◆ 抜粋テキスト:

+ + + + + + +

カメラがとらえたのはひとりの少女。手にしたスマートフォンには、一本のバトンが映し出されています。バトンには「TM NETWORK」と刻まれており、前回の活動で物語をつないだバトンが再び姿を見せました。部屋には数台のシンセサイザーが配置されており、操作される時を待つかのように、シンセサイザーのランプが明滅します。少女が鍵盤を押し込むと、それがトリガーだったのか、目の前のモニターにバトンが映し出されます。バトンはぐるぐると回り、やがてクラッシュして、きらきらした破片が画面いっぱいに広がります。

バトンの破片の向こうから聞こえてきたのは、「ELECTRIC PROPHET」のイントロです。グレーを基調とした衣装に身を包んだ三人が登場します。否応なしに記憶は巻き戻されますが、なぜならその衣装は2014年の〈TM NETWORK 30th 1984~ the beginning of the end〉で使われたものだからです。それを再びまとうことは、物語の連続性を感じます。

ウツがマイクに手を添え、歌い始めます。キーは低めで、より重厚で、穏やかな歌声。親密な相手に語りかけるような歌い方と歌詞が特徴的な曲であり、心を満たしてくれます。音もまた美しく、小室さんが弾くソフト・シンセのストリングス系の音と木根さんのアコースティック・ギターが混ざり合い、心地よい音楽空間が目の前に広がります。

今回のステージには、三角形のかたちをしたLEDプレートが数十枚、天井から吊るされていて、上下動や明滅を繰り返します。いくつものトライアングルに囲まれるなかで、強烈なエレクトロニック・サウンドが響き、「I am」が始まります。2012年にリリースされた「I am」はそのときの活動再開を告げる曲として重要な役割を果たし、三角形は前回の活動でも重要なモチーフとされました。ここでもまた過去との連続性が見られます。

+ + + + + + +

◆ 提供項目:
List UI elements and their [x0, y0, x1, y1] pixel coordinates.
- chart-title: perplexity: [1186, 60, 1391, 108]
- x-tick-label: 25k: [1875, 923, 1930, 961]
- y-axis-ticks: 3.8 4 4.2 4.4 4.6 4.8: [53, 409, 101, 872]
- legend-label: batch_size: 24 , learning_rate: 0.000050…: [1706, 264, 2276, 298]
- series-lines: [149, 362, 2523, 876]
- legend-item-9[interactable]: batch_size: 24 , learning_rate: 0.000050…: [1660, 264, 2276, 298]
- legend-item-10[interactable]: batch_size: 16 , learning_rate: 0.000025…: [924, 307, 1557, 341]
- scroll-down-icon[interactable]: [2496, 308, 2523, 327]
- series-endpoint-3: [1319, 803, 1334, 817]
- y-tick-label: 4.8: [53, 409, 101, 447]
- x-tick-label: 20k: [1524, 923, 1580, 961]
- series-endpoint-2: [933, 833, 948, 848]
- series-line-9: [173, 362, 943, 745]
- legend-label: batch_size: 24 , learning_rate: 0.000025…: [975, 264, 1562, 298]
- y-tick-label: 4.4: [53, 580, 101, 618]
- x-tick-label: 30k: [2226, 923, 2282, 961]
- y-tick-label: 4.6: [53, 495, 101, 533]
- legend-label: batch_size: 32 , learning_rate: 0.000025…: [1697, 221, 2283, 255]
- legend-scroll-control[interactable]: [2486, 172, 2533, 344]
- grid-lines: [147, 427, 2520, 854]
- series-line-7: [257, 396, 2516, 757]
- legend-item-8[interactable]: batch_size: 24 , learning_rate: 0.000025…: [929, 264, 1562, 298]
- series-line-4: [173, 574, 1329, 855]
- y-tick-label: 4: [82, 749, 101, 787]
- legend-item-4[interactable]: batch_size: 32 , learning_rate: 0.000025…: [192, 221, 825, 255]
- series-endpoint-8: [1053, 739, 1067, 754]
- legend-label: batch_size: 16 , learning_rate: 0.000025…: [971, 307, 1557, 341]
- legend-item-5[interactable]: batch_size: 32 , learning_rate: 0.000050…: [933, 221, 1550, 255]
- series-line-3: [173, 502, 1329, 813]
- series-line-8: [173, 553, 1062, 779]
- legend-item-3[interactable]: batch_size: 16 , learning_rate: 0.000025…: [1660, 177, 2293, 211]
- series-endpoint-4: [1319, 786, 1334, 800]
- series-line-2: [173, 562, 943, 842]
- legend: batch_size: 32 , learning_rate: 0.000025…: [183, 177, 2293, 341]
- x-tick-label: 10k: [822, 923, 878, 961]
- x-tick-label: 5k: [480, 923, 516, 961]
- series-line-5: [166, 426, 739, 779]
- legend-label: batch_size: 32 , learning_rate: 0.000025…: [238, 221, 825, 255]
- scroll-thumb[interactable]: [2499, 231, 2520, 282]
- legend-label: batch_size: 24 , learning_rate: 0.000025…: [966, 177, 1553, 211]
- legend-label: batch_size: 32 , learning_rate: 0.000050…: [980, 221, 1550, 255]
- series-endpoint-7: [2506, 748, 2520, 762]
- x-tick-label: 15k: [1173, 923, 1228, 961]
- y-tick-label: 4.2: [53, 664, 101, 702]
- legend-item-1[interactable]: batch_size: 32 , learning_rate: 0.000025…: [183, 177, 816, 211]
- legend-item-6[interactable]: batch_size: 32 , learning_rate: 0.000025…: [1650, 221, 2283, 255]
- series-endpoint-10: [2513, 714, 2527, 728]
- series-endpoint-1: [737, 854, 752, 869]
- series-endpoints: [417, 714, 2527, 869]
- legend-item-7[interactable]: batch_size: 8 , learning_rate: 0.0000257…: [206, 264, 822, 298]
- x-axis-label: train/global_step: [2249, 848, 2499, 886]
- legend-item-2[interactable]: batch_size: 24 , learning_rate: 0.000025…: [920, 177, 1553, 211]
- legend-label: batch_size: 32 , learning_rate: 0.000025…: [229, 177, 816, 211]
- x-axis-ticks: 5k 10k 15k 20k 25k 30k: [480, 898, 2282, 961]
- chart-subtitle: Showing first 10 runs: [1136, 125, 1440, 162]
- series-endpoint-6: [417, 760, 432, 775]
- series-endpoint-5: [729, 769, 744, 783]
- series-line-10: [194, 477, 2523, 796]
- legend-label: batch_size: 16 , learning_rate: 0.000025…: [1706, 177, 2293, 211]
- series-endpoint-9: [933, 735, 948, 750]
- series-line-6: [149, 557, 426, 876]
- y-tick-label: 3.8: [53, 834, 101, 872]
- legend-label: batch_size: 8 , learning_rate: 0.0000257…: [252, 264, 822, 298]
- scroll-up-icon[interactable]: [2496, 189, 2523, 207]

+ + + + + + +

◆ 指示:
**a.** TM NETWORKのステージを描いた抜粋から、「カメラがとらえたのはひとりの」から「が画面いっぱいに広がります。」までの範囲を一字一句違えずに打ち直すこと。
**b.** TM NETWORKのステージを描いた抜粋の最後の文に続けて、本文の続きを書くこと。
項目はここでは使用しない。

◆ 解答:
**a.**
カメラがとらえたのはひとりの少女。手にしたスマートフォンには、一本のバトンが映し出されています。バトンには「TM NETWORK」と刻まれており、前回の活動で物語をつないだバトンが再び姿を見せました。部屋には数台のシンセサイザーが配置されており、操作される時を待つかのように、シンセサイザーのランプが明滅します。少女が鍵盤を押し込むと、それがトリガーだったのか、目の前のモニターにバトンが映し出されます。バトンはぐるぐると回り、やがてクラッシュして、きらきらした破片が画面いっぱいに広がります。

**b.**
サウンドの方向性は2013年のリプロダクションを下敷きにしつつも、アップデートされ、厚みを増していました。ポップスにEDMを混ぜたというよりは、「EDMにポップスを少し加えた」という感じのバランスです。特にキックの音が重厚で、耳から身体に伝わり熱くさせる素晴らしいリズムに酔いました。

「I am」の最後の音が終わると、聴き慣れないメロディが聞こえます。「I am」に加えられた新しいエンディングのようにも思えましたが、どうやら別のものらしい。映像がスイッチして三人の姿をとらえると、衣装が変わっていることに気づきます。上を着替え、ゆったりとした白いシャツになりました。バトンが舞い、やがてメロディは形を持ち、10月1日に公開された新しいメロディが響き渡ります。新曲の「How Crash?」です。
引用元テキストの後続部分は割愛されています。